- [What is expected]:
Would you repeat the listing exactly but omit every picture?

- [Data extract]:
-- BEGIN --

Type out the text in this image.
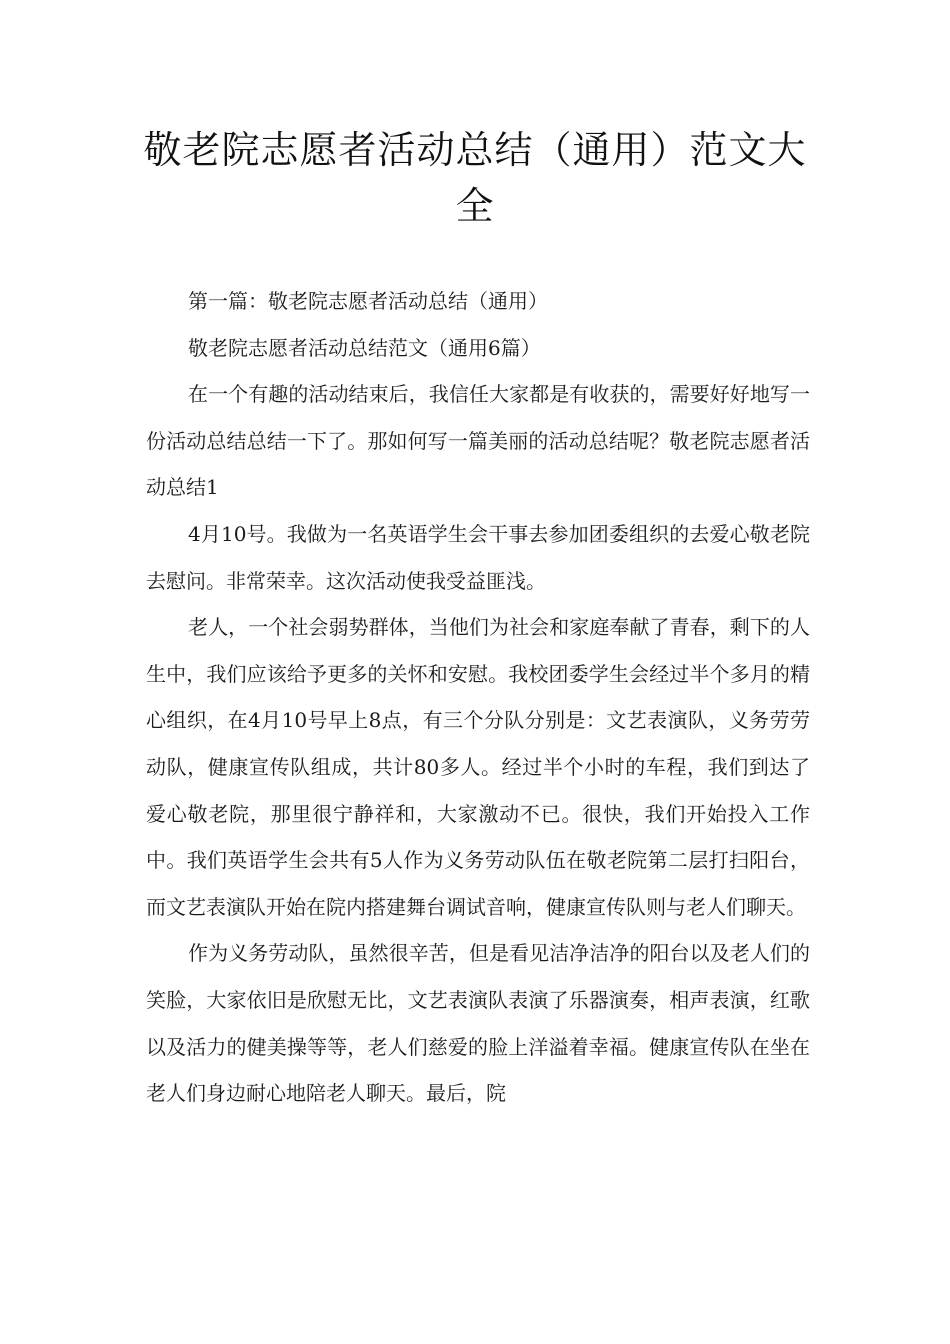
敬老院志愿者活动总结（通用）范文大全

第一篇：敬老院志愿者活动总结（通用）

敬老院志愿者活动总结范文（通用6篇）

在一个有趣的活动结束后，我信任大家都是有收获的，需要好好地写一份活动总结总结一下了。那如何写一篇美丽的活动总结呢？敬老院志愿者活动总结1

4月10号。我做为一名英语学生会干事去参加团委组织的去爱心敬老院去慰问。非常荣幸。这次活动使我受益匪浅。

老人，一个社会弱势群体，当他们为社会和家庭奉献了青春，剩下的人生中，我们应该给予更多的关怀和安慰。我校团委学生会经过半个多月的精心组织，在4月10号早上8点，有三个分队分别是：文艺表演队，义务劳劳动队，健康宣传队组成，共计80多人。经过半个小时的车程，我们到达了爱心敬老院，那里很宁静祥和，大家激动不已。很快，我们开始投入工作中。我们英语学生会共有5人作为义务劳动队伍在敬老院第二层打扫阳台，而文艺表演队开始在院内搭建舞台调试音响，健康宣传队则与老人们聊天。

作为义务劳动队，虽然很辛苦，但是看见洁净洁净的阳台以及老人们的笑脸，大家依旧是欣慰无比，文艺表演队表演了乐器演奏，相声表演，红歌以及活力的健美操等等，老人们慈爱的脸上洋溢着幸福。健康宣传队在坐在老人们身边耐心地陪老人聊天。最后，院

-- END --

- [Exercise response]:
Type out the text in this image.
敬老院志愿者活动总结（通用）范文大全

第一篇：敬老院志愿者活动总结（通用）

敬老院志愿者活动总结范文（通用6篇）

在一个有趣的活动结束后，我信任大家都是有收获的，需要好好地写一份活动总结总结一下了。那如何写一篇美丽的活动总结呢？敬老院志愿者活动总结1

4月10号。我做为一名英语学生会干事去参加团委组织的去爱心敬老院去慰问。非常荣幸。这次活动使我受益匪浅。

老人，一个社会弱势群体，当他们为社会和家庭奉献了青春，剩下的人生中，我们应该给予更多的关怀和安慰。我校团委学生会经过半个多月的精心组织，在4月10号早上8点，有三个分队分别是：文艺表演队，义务劳劳动队，健康宣传队组成，共计80多人。经过半个小时的车程，我们到达了爱心敬老院，那里很宁静祥和，大家激动不已。很快，我们开始投入工作中。我们英语学生会共有5人作为义务劳动队伍在敬老院第二层打扫阳台，而文艺表演队开始在院内搭建舞台调试音响，健康宣传队则与老人们聊天。

作为义务劳动队，虽然很辛苦，但是看见洁净洁净的阳台以及老人们的笑脸，大家依旧是欣慰无比，文艺表演队表演了乐器演奏，相声表演，红歌以及活力的健美操等等，老人们慈爱的脸上洋溢着幸福。健康宣传队在坐在老人们身边耐心地陪老人聊天。最后，院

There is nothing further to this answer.